→ **TASK STATEMENT**: Copy out everything from the start of the listing down to and including the line that contains "fig-remote-top: —⏻⌄ INFOMENUGUIDE", character for character.

→ **STORED DATA**:

_ _ _

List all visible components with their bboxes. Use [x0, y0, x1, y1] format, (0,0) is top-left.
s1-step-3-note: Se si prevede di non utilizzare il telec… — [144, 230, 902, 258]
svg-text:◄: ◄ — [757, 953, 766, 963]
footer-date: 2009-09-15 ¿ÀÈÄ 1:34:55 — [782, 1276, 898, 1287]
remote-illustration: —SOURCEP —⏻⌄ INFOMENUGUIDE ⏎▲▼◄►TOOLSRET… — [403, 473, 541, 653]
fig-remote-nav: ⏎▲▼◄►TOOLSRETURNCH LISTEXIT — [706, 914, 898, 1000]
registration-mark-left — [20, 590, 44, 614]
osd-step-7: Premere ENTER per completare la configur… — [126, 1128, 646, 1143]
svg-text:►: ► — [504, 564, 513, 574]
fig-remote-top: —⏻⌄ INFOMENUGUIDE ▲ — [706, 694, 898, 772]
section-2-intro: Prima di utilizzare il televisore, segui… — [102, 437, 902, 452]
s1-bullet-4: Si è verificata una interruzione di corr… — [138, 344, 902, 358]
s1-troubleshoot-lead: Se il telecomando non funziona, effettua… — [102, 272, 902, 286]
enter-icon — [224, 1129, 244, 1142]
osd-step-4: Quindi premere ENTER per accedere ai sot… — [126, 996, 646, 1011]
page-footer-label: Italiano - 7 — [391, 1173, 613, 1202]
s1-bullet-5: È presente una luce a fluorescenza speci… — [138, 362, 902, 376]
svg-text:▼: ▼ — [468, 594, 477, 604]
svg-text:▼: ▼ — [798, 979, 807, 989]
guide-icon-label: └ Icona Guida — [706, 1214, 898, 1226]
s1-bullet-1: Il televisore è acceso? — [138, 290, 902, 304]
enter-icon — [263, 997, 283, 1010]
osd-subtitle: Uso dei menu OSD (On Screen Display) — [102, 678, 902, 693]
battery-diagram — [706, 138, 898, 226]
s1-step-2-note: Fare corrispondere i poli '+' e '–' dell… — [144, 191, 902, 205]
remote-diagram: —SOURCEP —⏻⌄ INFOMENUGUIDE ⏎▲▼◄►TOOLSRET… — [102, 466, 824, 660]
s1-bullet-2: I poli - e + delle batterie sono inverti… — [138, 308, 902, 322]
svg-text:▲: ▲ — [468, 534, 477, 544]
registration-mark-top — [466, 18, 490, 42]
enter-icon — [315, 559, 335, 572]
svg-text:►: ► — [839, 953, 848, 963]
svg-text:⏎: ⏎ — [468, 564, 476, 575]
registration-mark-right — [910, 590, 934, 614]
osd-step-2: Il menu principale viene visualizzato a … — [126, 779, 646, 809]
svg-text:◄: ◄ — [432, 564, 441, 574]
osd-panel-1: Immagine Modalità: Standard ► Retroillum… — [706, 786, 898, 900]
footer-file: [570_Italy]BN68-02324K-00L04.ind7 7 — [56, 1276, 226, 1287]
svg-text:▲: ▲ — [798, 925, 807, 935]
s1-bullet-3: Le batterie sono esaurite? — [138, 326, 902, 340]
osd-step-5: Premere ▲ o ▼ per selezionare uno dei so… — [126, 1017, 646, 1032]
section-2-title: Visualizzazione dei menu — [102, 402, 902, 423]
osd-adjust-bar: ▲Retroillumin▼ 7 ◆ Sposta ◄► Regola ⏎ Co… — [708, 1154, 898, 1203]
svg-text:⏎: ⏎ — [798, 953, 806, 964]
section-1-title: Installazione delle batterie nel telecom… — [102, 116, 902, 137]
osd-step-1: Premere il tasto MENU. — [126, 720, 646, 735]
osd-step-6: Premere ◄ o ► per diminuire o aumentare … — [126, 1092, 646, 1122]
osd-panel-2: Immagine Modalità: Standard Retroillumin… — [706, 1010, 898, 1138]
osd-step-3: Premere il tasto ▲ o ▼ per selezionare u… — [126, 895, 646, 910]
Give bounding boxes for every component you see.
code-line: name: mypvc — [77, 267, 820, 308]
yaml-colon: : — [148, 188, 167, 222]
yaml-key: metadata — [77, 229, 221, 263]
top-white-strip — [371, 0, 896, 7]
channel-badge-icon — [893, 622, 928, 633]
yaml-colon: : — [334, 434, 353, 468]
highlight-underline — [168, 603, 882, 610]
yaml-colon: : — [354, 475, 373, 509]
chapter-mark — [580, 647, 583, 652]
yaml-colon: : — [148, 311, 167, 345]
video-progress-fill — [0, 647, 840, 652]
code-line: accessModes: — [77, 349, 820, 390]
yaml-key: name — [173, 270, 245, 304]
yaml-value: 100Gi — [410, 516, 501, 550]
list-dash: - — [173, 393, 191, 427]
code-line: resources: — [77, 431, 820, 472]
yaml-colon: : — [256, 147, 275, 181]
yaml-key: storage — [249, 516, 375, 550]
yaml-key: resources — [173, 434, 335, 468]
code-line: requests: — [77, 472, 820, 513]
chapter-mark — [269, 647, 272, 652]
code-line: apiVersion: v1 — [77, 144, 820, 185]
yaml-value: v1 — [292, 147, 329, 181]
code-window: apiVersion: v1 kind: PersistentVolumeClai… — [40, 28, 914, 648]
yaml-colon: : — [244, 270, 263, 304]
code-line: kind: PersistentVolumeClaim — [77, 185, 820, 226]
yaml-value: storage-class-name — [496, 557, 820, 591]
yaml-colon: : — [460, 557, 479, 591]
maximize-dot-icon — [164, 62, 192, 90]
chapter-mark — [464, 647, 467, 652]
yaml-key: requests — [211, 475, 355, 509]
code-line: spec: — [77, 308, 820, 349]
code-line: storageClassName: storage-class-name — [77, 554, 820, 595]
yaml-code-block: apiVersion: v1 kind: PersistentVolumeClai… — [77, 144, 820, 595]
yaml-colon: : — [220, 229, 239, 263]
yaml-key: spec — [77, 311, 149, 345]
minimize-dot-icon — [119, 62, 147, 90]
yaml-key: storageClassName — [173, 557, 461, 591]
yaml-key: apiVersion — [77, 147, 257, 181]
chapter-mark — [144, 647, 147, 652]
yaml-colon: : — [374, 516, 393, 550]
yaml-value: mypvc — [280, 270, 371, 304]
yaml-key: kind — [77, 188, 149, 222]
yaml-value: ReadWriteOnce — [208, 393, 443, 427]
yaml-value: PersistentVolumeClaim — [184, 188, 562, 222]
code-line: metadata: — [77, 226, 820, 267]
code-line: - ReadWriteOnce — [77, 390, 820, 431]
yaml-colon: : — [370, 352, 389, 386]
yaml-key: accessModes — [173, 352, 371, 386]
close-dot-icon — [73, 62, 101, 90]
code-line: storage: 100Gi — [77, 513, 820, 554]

_ _ _

→ **FULL RESPONSE**:
List all visible components with their bboxes. Use [x0, y0, x1, y1] format, (0,0) is top-left.
s1-step-3-note: Se si prevede di non utilizzare il telec… — [144, 230, 902, 258]
svg-text:◄: ◄ — [757, 953, 766, 963]
footer-date: 2009-09-15 ¿ÀÈÄ 1:34:55 — [782, 1276, 898, 1287]
remote-illustration: —SOURCEP —⏻⌄ INFOMENUGUIDE ⏎▲▼◄►TOOLSRET… — [403, 473, 541, 653]
fig-remote-nav: ⏎▲▼◄►TOOLSRETURNCH LISTEXIT — [706, 914, 898, 1000]
registration-mark-left — [20, 590, 44, 614]
osd-step-7: Premere ENTER per completare la configur… — [126, 1128, 646, 1143]
svg-text:►: ► — [504, 564, 513, 574]
fig-remote-top: —⏻⌄ INFOMENUGUIDE ▲ — [706, 694, 898, 772]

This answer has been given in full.